* begin GIVEN PASSAGE *
If the electricity tariff is not increased as per the schedule set by the Bank, Nepal risks losing funding not only for Arun but all other sectors that the Bank funds—by up to two-thirds as a penalty. Similarly, if the World Bank is unhappy with the Ministry of Finance budget which is announced every July, ongoing funding for Arun can come to a grinding halt. Finance Minister Bharat Mohan Adhikari´s 11 July budget announce-ment for the financial year 1995/96 is a major test case. Will the Bank consider Nepal´s development budget for this year (which has dramatically increased spending through direct rural disbursements and by initiating a host of new social welfare programmes) to be at variance with the Bank´s reform programme?
* end GIVEN PASSAGE *
### EXERCISE SET
a: Condense the paragraph of the passage on World Bank funding for Arun that begins "If the electricity tariff" into a short bulleted list that keeps its main facts.
b: Carry on the passage on World Bank funding for Arun, picking up after its final sentence.
* begin EXTRACTED ENTRIES *
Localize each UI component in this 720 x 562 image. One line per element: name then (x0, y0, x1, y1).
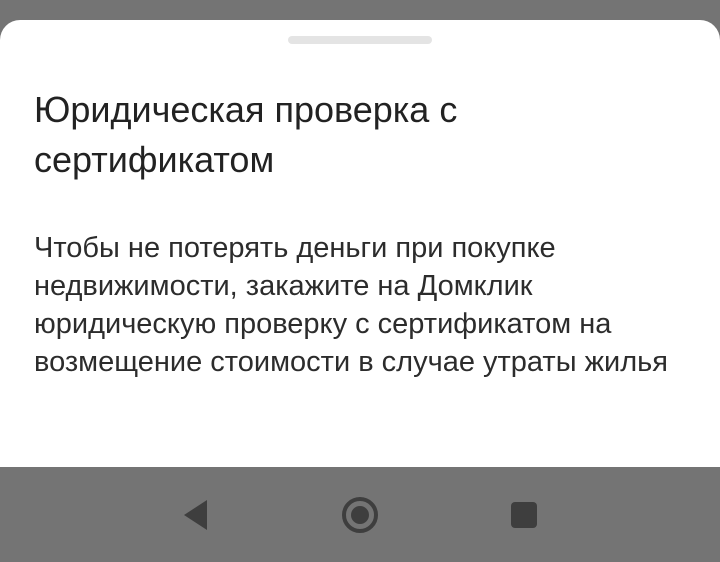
sheet-drag-handle[interactable] (288, 36, 432, 44)
nav-home-button[interactable] (340, 495, 380, 535)
screen: Юридическая проверка с сертификатом Чтоб… (0, 0, 720, 562)
square-recents-icon (511, 502, 537, 528)
circle-home-icon (342, 497, 378, 533)
triangle-back-icon (184, 500, 207, 530)
nav-back-button[interactable] (176, 495, 216, 535)
sheet-title: Юридическая проверка с сертификатом (34, 89, 458, 180)
sheet-description: Чтобы не потерять деньги при покупке нед… (34, 232, 668, 378)
bottom-sheet: Юридическая проверка с сертификатом Чтоб… (0, 20, 720, 467)
nav-recents-button[interactable] (504, 495, 544, 535)
system-navigation-bar (0, 467, 720, 562)
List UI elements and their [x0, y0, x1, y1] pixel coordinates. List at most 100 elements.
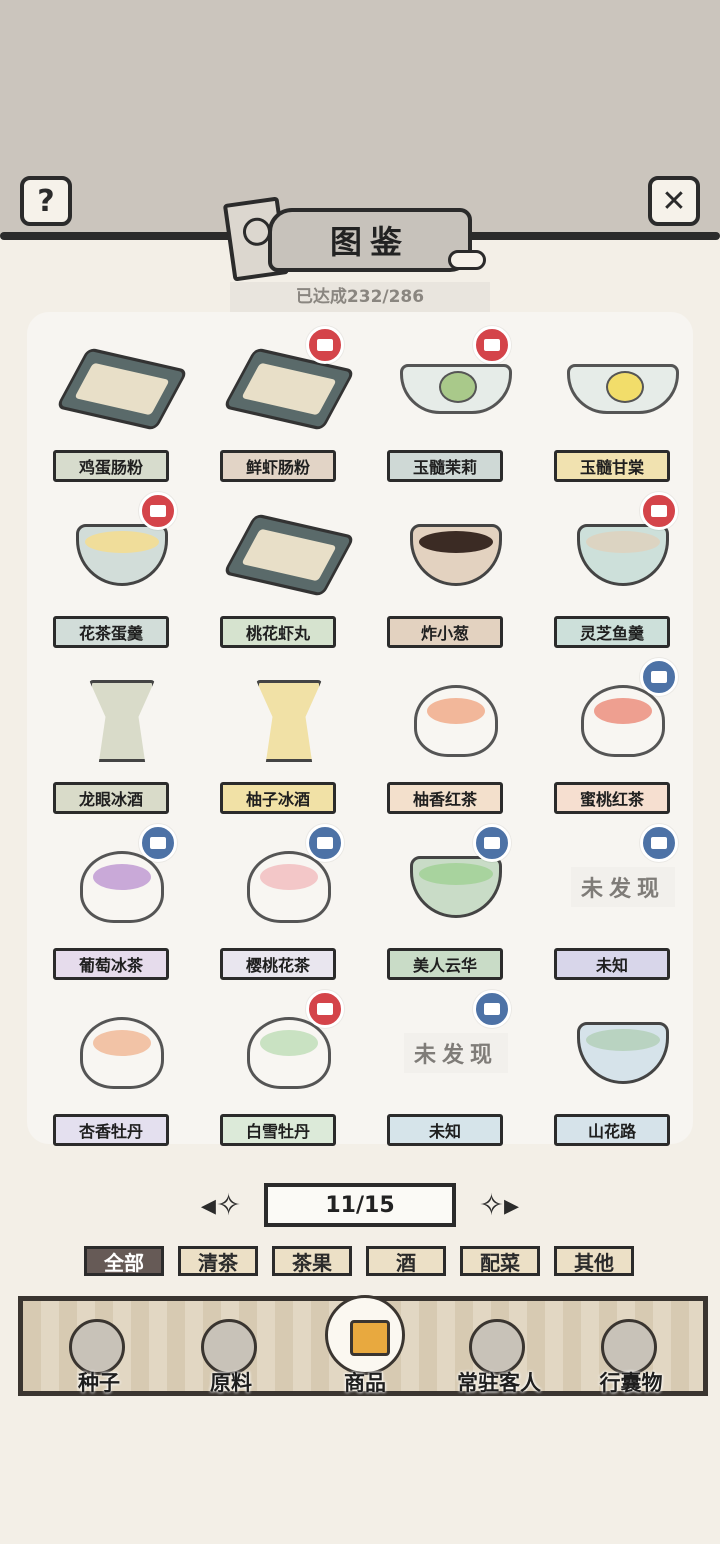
- collection-item[interactable]: 葡萄冰茶: [47, 824, 197, 988]
- new-red-badge-icon: [473, 326, 511, 364]
- item-illustration: [47, 662, 197, 780]
- teacup-icon: [80, 851, 164, 923]
- undiscovered-text: 未发现: [570, 867, 675, 907]
- dumpling-icon: [606, 371, 644, 403]
- item-illustration: [47, 994, 197, 1112]
- filter-tab[interactable]: 清茶: [178, 1246, 258, 1276]
- teacup-icon: [247, 1017, 331, 1089]
- collection-item[interactable]: 美人云华: [381, 824, 531, 988]
- nav-label: 商品: [344, 1371, 386, 1395]
- filter-tab[interactable]: 其他: [554, 1246, 634, 1276]
- page-indicator: 11/15: [264, 1183, 456, 1227]
- item-name: 美人云华: [387, 948, 503, 980]
- tea-icon: [260, 1030, 318, 1056]
- cloud-decoration-icon: [448, 250, 486, 270]
- collection-item[interactable]: 鸡蛋肠粉: [47, 330, 197, 490]
- page-title: 图鉴: [329, 223, 410, 261]
- page-number: 11/15: [325, 1192, 395, 1218]
- item-name: 山花路: [554, 1114, 670, 1146]
- filter-tab[interactable]: 酒: [366, 1246, 446, 1276]
- nav-label: 原料: [210, 1371, 252, 1395]
- filter-tab[interactable]: 全部: [84, 1246, 164, 1276]
- nav-tab[interactable]: 常驻客人: [439, 1301, 559, 1397]
- left-ornament-arrow-icon: ◂✧: [200, 1187, 242, 1223]
- soup-icon: [85, 531, 159, 553]
- soup-icon: [586, 531, 660, 553]
- prev-page-button[interactable]: ◂✧: [186, 1186, 256, 1224]
- nav-tab[interactable]: 原料: [171, 1301, 291, 1397]
- item-name: 白雪牡丹: [220, 1114, 336, 1146]
- collection-item[interactable]: 灵芝鱼羹: [548, 492, 698, 656]
- collection-item[interactable]: 龙眼冰酒: [47, 662, 197, 822]
- new-red-badge-icon: [306, 326, 344, 364]
- collection-item[interactable]: 未发现 未知: [381, 990, 531, 1154]
- item-name: 鲜虾肠粉: [220, 450, 336, 482]
- collection-item[interactable]: 柚香红茶: [381, 662, 531, 822]
- goods-box-icon: [325, 1295, 405, 1375]
- soup-icon: [586, 1029, 660, 1051]
- tea-icon: [260, 864, 318, 890]
- filter-tabs: 全部 清茶 茶果酒配菜 其他: [84, 1246, 640, 1276]
- item-name: 蜜桃红茶: [554, 782, 670, 814]
- item-name: 樱桃花茶: [220, 948, 336, 980]
- blue-badge-icon: [473, 824, 511, 862]
- collection-item[interactable]: 柚子冰酒: [214, 662, 364, 822]
- teacup-icon: [414, 685, 498, 757]
- nav-label: 种子: [78, 1371, 120, 1395]
- title-banner: 图鉴: [268, 208, 472, 272]
- collection-item[interactable]: 炸小葱: [381, 496, 531, 656]
- tea-icon: [93, 864, 151, 890]
- next-page-button[interactable]: ✧▸: [464, 1186, 534, 1224]
- collection-item[interactable]: 山花路: [548, 994, 698, 1154]
- collection-item[interactable]: 蜜桃红茶: [548, 658, 698, 822]
- blue-badge-icon: [473, 990, 511, 1028]
- right-ornament-arrow-icon: ✧▸: [478, 1187, 520, 1223]
- item-name: 柚香红茶: [387, 782, 503, 814]
- top-background: [0, 0, 720, 236]
- dumpling-icon: [439, 371, 477, 403]
- collection-item[interactable]: 白雪牡丹: [214, 990, 364, 1154]
- dish-bowl-icon: [410, 524, 502, 586]
- collection-item[interactable]: 花茶蛋羹: [47, 492, 197, 656]
- dish-bowl-icon: [577, 524, 669, 586]
- new-red-badge-icon: [139, 492, 177, 530]
- blue-badge-icon: [306, 824, 344, 862]
- filter-tab[interactable]: 茶果: [272, 1246, 352, 1276]
- tea-icon: [93, 1030, 151, 1056]
- tea-icon: [594, 698, 652, 724]
- collection-grid: 鸡蛋肠粉 鲜虾肠粉 玉髓茉莉 玉髓甘棠 花茶蛋羹 桃花虾丸 炸小葱 灵芝鱼羹 龙眼冰酒 柚子冰酒 柚…: [27, 312, 693, 1146]
- close-x-icon: ✕: [661, 183, 687, 219]
- item-illustration: [548, 330, 698, 448]
- collection-item[interactable]: 玉髓甘棠: [548, 330, 698, 490]
- nav-label: 行囊物: [599, 1371, 663, 1395]
- close-button[interactable]: ✕: [648, 176, 700, 226]
- nav-tab[interactable]: 商品: [305, 1295, 425, 1397]
- teacup-icon: [80, 1017, 164, 1089]
- dish-plate-icon: [400, 364, 512, 414]
- collection-item[interactable]: 玉髓茉莉: [381, 326, 531, 490]
- collection-item[interactable]: 杏香牡丹: [47, 994, 197, 1154]
- item-name: 炸小葱: [387, 616, 503, 648]
- dish-bowl-icon: [410, 856, 502, 918]
- dish-plate-icon: [567, 364, 679, 414]
- collection-item[interactable]: 桃花虾丸: [214, 496, 364, 656]
- item-illustration: [214, 662, 364, 780]
- help-button[interactable]: ?: [20, 176, 72, 226]
- new-red-badge-icon: [640, 492, 678, 530]
- wine-vessel-icon: [89, 680, 155, 762]
- collection-item[interactable]: 未发现 未知: [548, 824, 698, 988]
- collection-item[interactable]: 鲜虾肠粉: [214, 326, 364, 490]
- dish-bowl-icon: [577, 1022, 669, 1084]
- item-name: 桃花虾丸: [220, 616, 336, 648]
- dish-tray-icon: [55, 347, 189, 431]
- soup-icon: [419, 863, 493, 885]
- collection-item[interactable]: 樱桃花茶: [214, 824, 364, 988]
- item-illustration: [381, 496, 531, 614]
- nav-tab[interactable]: 种子: [39, 1301, 159, 1397]
- dish-tray-icon: [222, 513, 356, 597]
- teacup-icon: [247, 851, 331, 923]
- filter-tab[interactable]: 配菜: [460, 1246, 540, 1276]
- blue-badge-icon: [640, 658, 678, 696]
- wine-vessel-icon: [256, 680, 322, 762]
- nav-tab[interactable]: 行囊物: [571, 1301, 691, 1397]
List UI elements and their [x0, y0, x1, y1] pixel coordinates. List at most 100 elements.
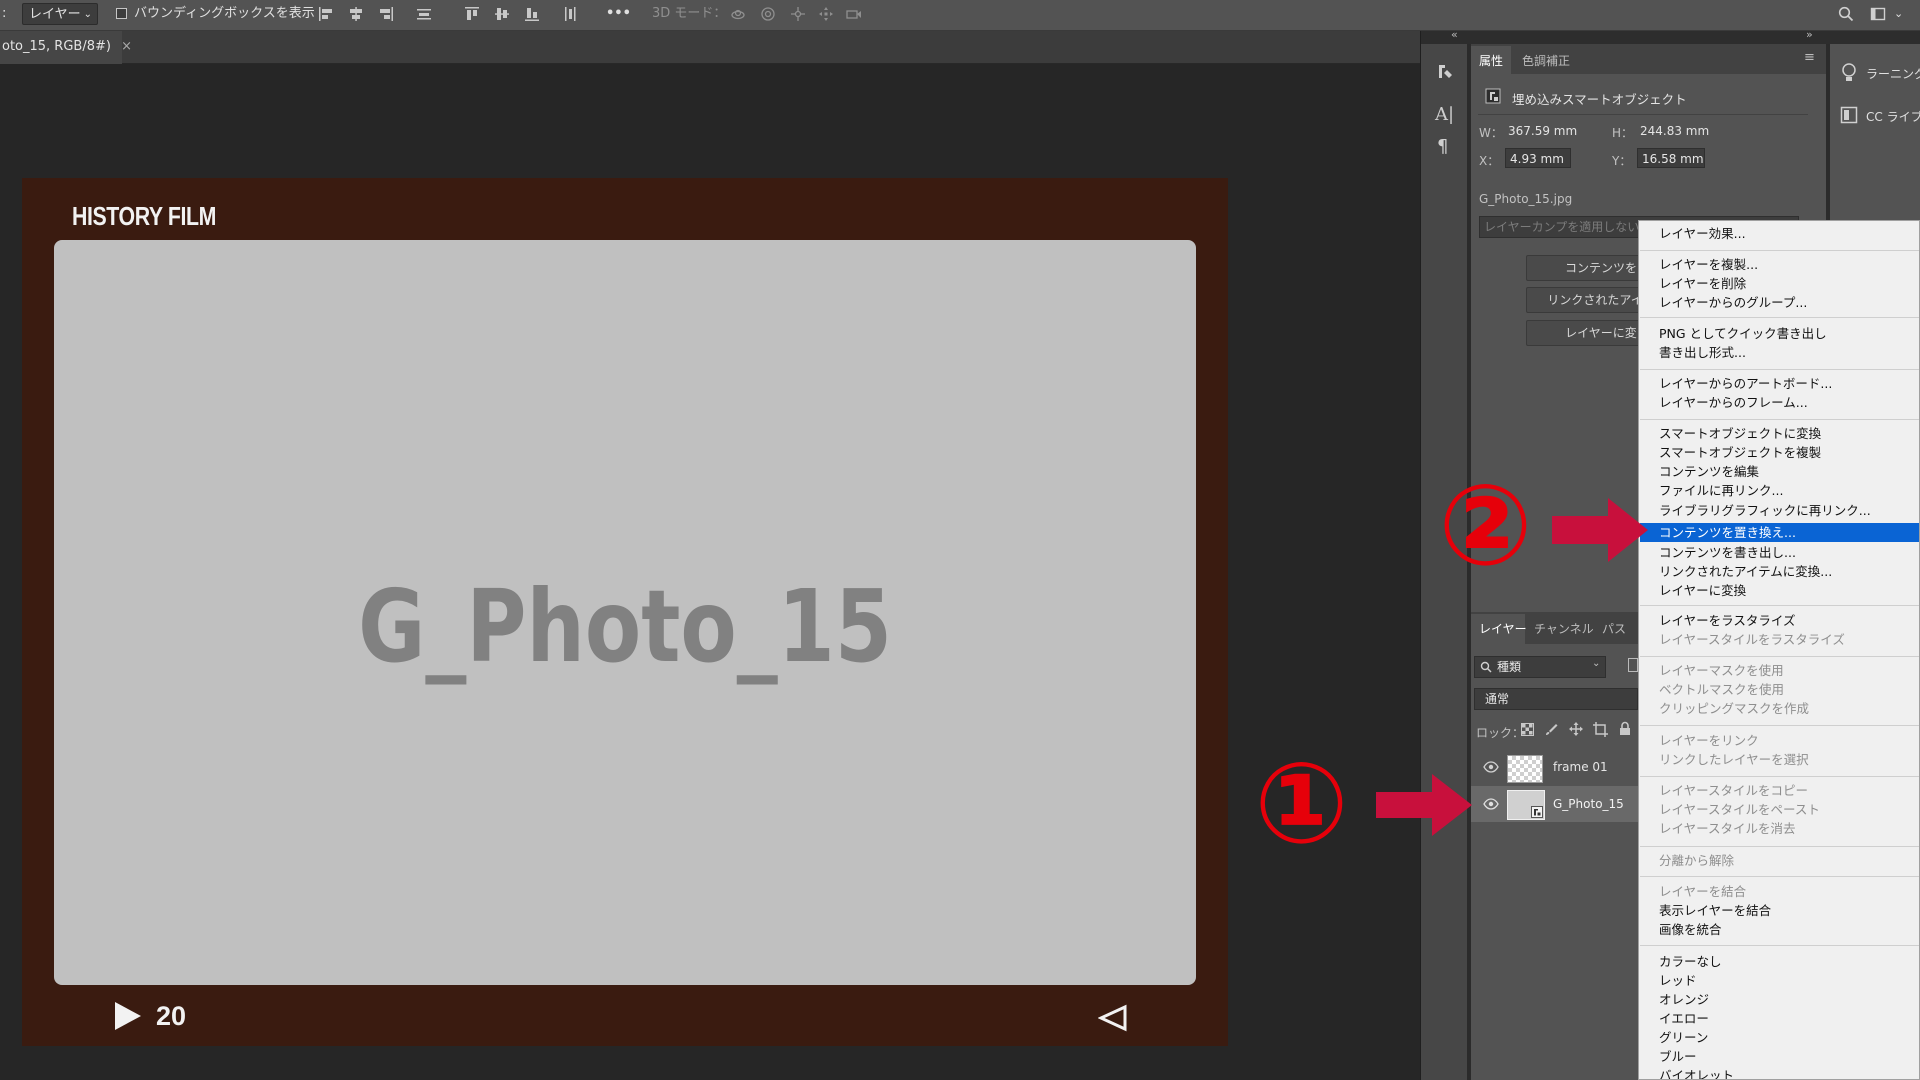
* end EXTRACTED ENTRIES *
### TASK RESPONSES
a:
- If the electricity tariff is not raised on the schedule set by the World Bank, Nepal could lose up to two-thirds of its Bank funding as a penalty. That would apply to Arun and to every other sector the Bank funds.
- If the Bank is unhappy with the Ministry of Finance budget announced each July, ongoing funding for Arun could stop.
- Finance Minister Bharat Mohan Adhikari's 11 July budget for the 1995/96 financial year is a major test case.
- This year's development budget sharply increases spending through direct rural disbursements and launches many new social welfare programs. The open question is whether the Bank will judge it to be at variance with its reform program.

b:
According to the existing agreement (of June 1994) on the project, the cost of taking on Arun is that no matter which government comes into power, the real macro-economic policies of the country for the next decade will be fixed and tied to a reform programme, one that has been set by the Bank. Few governments would be willing to challenge the Bank, for fear of having funds withdrawn from the country´s largest ongoing develop¬ment project. Essentially, elected representatives who make up the Nepali government would not be free any more to evolve innovative strategies of development for the country. Their hands would have been tied by the Bank.

The Alternative Approach

The alternative approach espoused by the Alliance for Energy is based on the premise that hydropower should be cheap for the Nepali consumer and competitive to sell to India. Nepali engineers and workers should gain the capability to build power plants, the sector should use Nepali money, it should create jobs for Nepalis, and power projects should be spread out across the country.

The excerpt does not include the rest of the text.